**Stated task**
In the material below, count the lines with the word "Find" and state that number only.

**Exercise input**
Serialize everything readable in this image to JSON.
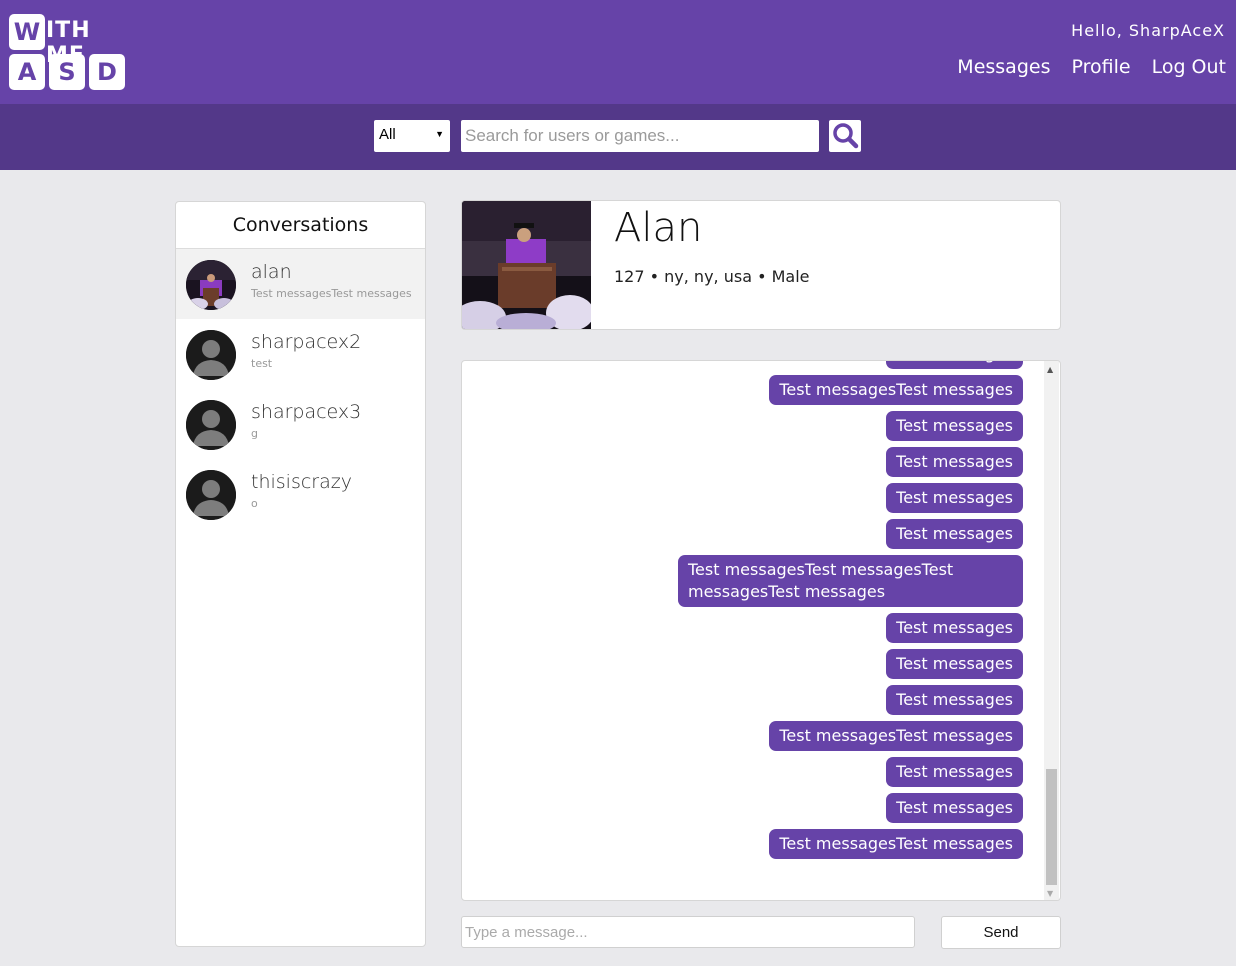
{
  "header": {
    "logo": {
      "tile_w": "W",
      "word": "ITH ME",
      "tiles": [
        "A",
        "S",
        "D"
      ]
    },
    "greeting": "Hello, SharpAceX",
    "nav": [
      "Messages",
      "Profile",
      "Log Out"
    ]
  },
  "search": {
    "category": "All",
    "placeholder": "Search for users or games..."
  },
  "conversations": {
    "title": "Conversations",
    "items": [
      {
        "name": "alan",
        "preview": "Test messagesTest messages"
      },
      {
        "name": "sharpacex2",
        "preview": "test"
      },
      {
        "name": "sharpacex3",
        "preview": "g"
      },
      {
        "name": "thisiscrazy",
        "preview": "o"
      }
    ]
  },
  "profile": {
    "name": "Alan",
    "info": "127 • ny, ny, usa • Male"
  },
  "messages": [
    "Test messages",
    "Test messagesTest messages",
    "Test messages",
    "Test messages",
    "Test messages",
    "Test messages",
    "Test messagesTest messagesTest messagesTest messages",
    "Test messages",
    "Test messages",
    "Test messages",
    "Test messagesTest messages",
    "Test messages",
    "Test messages",
    "Test messagesTest messages"
  ],
  "composer": {
    "placeholder": "Type a message...",
    "send_label": "Send"
  },
  "colors": {
    "header": "#6643a8",
    "searchbar": "#533889",
    "bubble": "#6643a8",
    "background": "#e9e9ec"
  }
}
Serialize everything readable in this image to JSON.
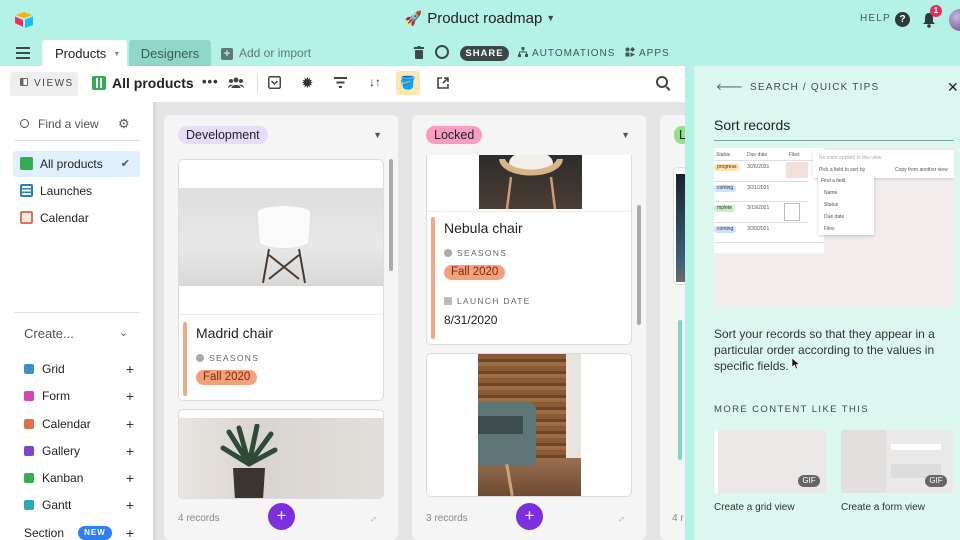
{
  "topbar": {
    "base_title": "Product roadmap",
    "base_emoji": "🚀",
    "help_label": "HELP",
    "notification_count": "1"
  },
  "tabs": {
    "items": [
      {
        "label": "Products",
        "active": true
      },
      {
        "label": "Designers",
        "active": false
      }
    ],
    "add_label": "Add or import",
    "share_label": "SHARE",
    "automations_label": "AUTOMATIONS",
    "apps_label": "APPS"
  },
  "toolbar": {
    "views_label": "VIEWS",
    "view_name": "All products",
    "more": "•••"
  },
  "sidebar": {
    "find_placeholder": "Find a view",
    "views": [
      {
        "label": "All products",
        "type": "kanban",
        "selected": true
      },
      {
        "label": "Launches",
        "type": "grid",
        "selected": false
      },
      {
        "label": "Calendar",
        "type": "calendar",
        "selected": false
      }
    ],
    "create_label": "Create...",
    "create_items": [
      {
        "label": "Grid",
        "color": "#2d7ff9"
      },
      {
        "label": "Form",
        "color": "#e929ba"
      },
      {
        "label": "Calendar",
        "color": "#f7653b"
      },
      {
        "label": "Gallery",
        "color": "#8b46ff"
      },
      {
        "label": "Kanban",
        "color": "#20c933"
      },
      {
        "label": "Gantt",
        "color": "#18bfff"
      },
      {
        "label": "Section",
        "color": ""
      }
    ],
    "new_badge": "NEW"
  },
  "board": {
    "columns": [
      {
        "name": "Development",
        "pill_color": "#e7dcfb",
        "records": "4 records",
        "cards": [
          {
            "title": "Madrid chair",
            "seasons_label": "SEASONS",
            "season": "Fall 2020"
          }
        ]
      },
      {
        "name": "Locked",
        "pill_color": "#f99cc0",
        "records": "3 records",
        "cards": [
          {
            "title": "Nebula chair",
            "seasons_label": "SEASONS",
            "season": "Fall 2020",
            "launch_label": "LAUNCH DATE",
            "launch_date": "8/31/2020"
          }
        ]
      },
      {
        "name": "L",
        "pill_color": "#93e088",
        "records": "4 r"
      }
    ]
  },
  "panel": {
    "breadcrumb": "SEARCH / QUICK TIPS",
    "tip_title": "Sort records",
    "tip_description": "Sort your records so that they appear in a particular order according to the values in specific fields.",
    "more_label": "MORE CONTENT LIKE THIS",
    "related": [
      {
        "caption": "Create a grid view",
        "badge": "GIF"
      },
      {
        "caption": "Create a form view",
        "badge": "GIF"
      }
    ],
    "preview": {
      "headers": [
        "Status",
        "Due date",
        "Files"
      ],
      "rows": [
        {
          "status": "progress",
          "date": "3/26/2021"
        },
        {
          "status": "coming",
          "date": "3/31/2021"
        },
        {
          "status": "mplete",
          "date": "3/19/2021"
        },
        {
          "status": "coming",
          "date": "3/30/2021"
        }
      ],
      "no_sorts": "No sorts applied to this view",
      "pick_field": "Pick a field to sort by",
      "copy": "Copy from another view",
      "find_field": "Find a field",
      "fields": [
        "Name",
        "Status",
        "Due date",
        "Files"
      ]
    }
  }
}
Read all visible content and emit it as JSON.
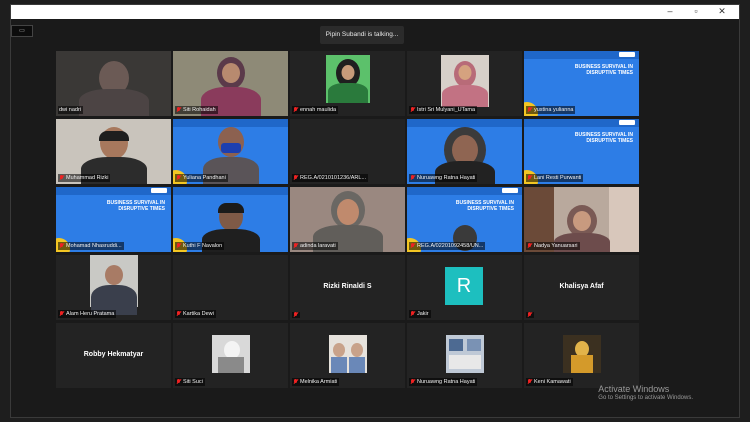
{
  "window": {
    "minimize_icon": "minimize-icon",
    "maximize_icon": "maximize-icon",
    "close_icon": "close-icon"
  },
  "speaker_banner": "Pipin Subandi is talking...",
  "banner_text": "BUSINESS SURVIVAL IN DISRUPTIVE TIMES",
  "participants": [
    {
      "name": "dwi nadri",
      "muted": false
    },
    {
      "name": "Siti Rohaidah",
      "muted": true
    },
    {
      "name": "ennah maulida",
      "muted": true
    },
    {
      "name": "Istri Sri Mulyani_UTama",
      "muted": true
    },
    {
      "name": "yustina yulianna",
      "muted": true
    },
    {
      "name": "Muhammad Rizki",
      "muted": true
    },
    {
      "name": "Yuliana Pandhani",
      "muted": true
    },
    {
      "name": "REG.A/0210101236/ARL...",
      "muted": true
    },
    {
      "name": "Nuruawng Ratna Hayati",
      "muted": true
    },
    {
      "name": "Lani Resti Purwanti",
      "muted": true
    },
    {
      "name": "Mohamad Nhasruddi...",
      "muted": true
    },
    {
      "name": "Kuthi F Navalon",
      "muted": true
    },
    {
      "name": "adinda laravati",
      "muted": true
    },
    {
      "name": "REG.A/02201092458/UN...",
      "muted": true
    },
    {
      "name": "Nadya Yanuarsari",
      "muted": true
    },
    {
      "name": "Alam Heru Pratama",
      "muted": true
    },
    {
      "name": "Kartika Dewi",
      "muted": true
    },
    {
      "name": "Rizki Rinaldi S",
      "muted": false
    },
    {
      "name": "Jakir",
      "muted": true
    },
    {
      "name": "Khalisya Afaf",
      "muted": false
    },
    {
      "name": "Robby Hekmatyar",
      "muted": false
    },
    {
      "name": "Siti Suci",
      "muted": true
    },
    {
      "name": "Melnika Armiati",
      "muted": true
    },
    {
      "name": "Nuruawng Ratna Hayati",
      "muted": true
    },
    {
      "name": "Keni Kamawati",
      "muted": true
    }
  ],
  "avatar_letter": "R",
  "watermark": {
    "title": "Activate Windows",
    "subtitle": "Go to Settings to activate Windows."
  },
  "colors": {
    "accent": "#2d7de6",
    "avatar": "#1dbfbf",
    "muted": "#e22222"
  }
}
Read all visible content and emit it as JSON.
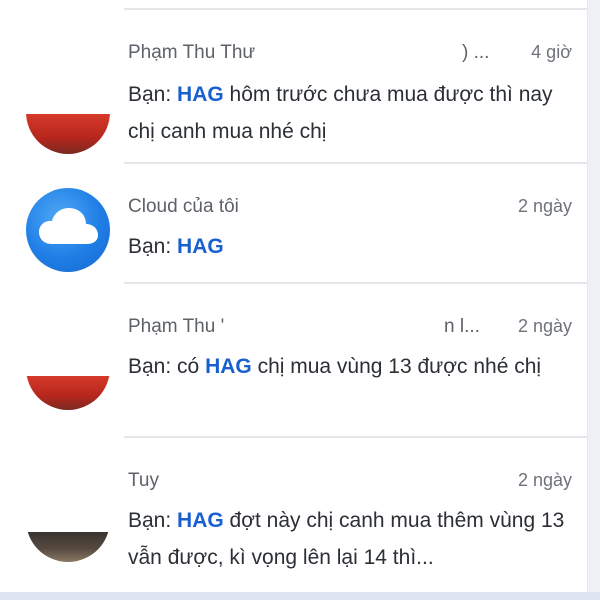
{
  "conversations": [
    {
      "name": "Phạm Thu Thư",
      "name_trail": ") ...",
      "time": "4 giờ",
      "prefix": "Bạn: ",
      "highlight": "HAG",
      "message_rest": " hôm trước chưa mua được thì nay chị canh mua nhé chị",
      "avatar_icon": "user-photo"
    },
    {
      "name": "Cloud của tôi",
      "time": "2 ngày",
      "prefix": "Bạn: ",
      "highlight": "HAG",
      "message_rest": "",
      "avatar_icon": "cloud-icon"
    },
    {
      "name": "Phạm Thu '",
      "name_trail": "n l...",
      "time": "2 ngày",
      "prefix": "Bạn: có ",
      "highlight": "HAG",
      "message_rest": " chị mua vùng 13 được nhé chị",
      "avatar_icon": "user-photo"
    },
    {
      "name": "Tuy",
      "time": "2 ngày",
      "prefix": "Bạn: ",
      "highlight": "HAG",
      "message_rest": " đợt này chị canh mua thêm vùng 13 vẫn được, kì vọng lên lại 14 thì...",
      "avatar_icon": "user-photo"
    }
  ],
  "colors": {
    "highlight": "#1a5fd0",
    "name": "#5d6168",
    "message": "#2b2f36"
  }
}
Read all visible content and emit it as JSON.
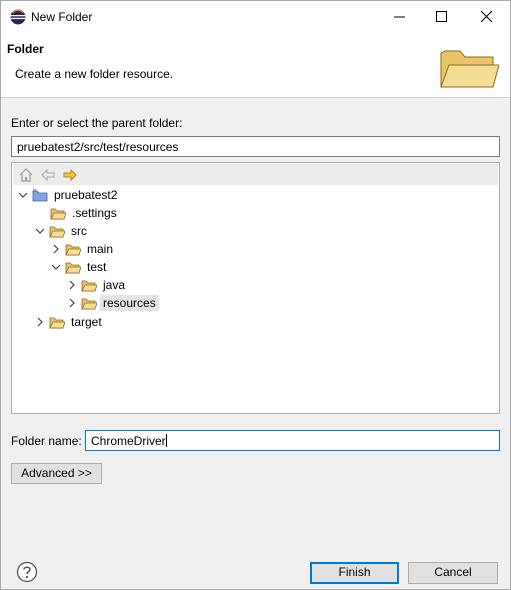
{
  "window": {
    "title": "New Folder"
  },
  "banner": {
    "title": "Folder",
    "description": "Create a new folder resource.",
    "icon": "folder-icon"
  },
  "parent": {
    "label": "Enter or select the parent folder:",
    "value": "pruebatest2/src/test/resources"
  },
  "tree": {
    "toolbar": [
      "home-icon",
      "back-icon",
      "forward-icon"
    ],
    "items": [
      {
        "label": "pruebatest2",
        "expanded": true
      },
      {
        "label": ".settings"
      },
      {
        "label": "src",
        "expanded": true
      },
      {
        "label": "main",
        "expanded": false
      },
      {
        "label": "test",
        "expanded": true
      },
      {
        "label": "java",
        "expanded": false
      },
      {
        "label": "resources",
        "expanded": false,
        "selected": true
      },
      {
        "label": "target",
        "expanded": false
      }
    ]
  },
  "folder_name": {
    "label": "Folder name:",
    "value": "ChromeDriver"
  },
  "buttons": {
    "advanced": "Advanced >>",
    "finish": "Finish",
    "cancel": "Cancel"
  }
}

**Answer to the task**
2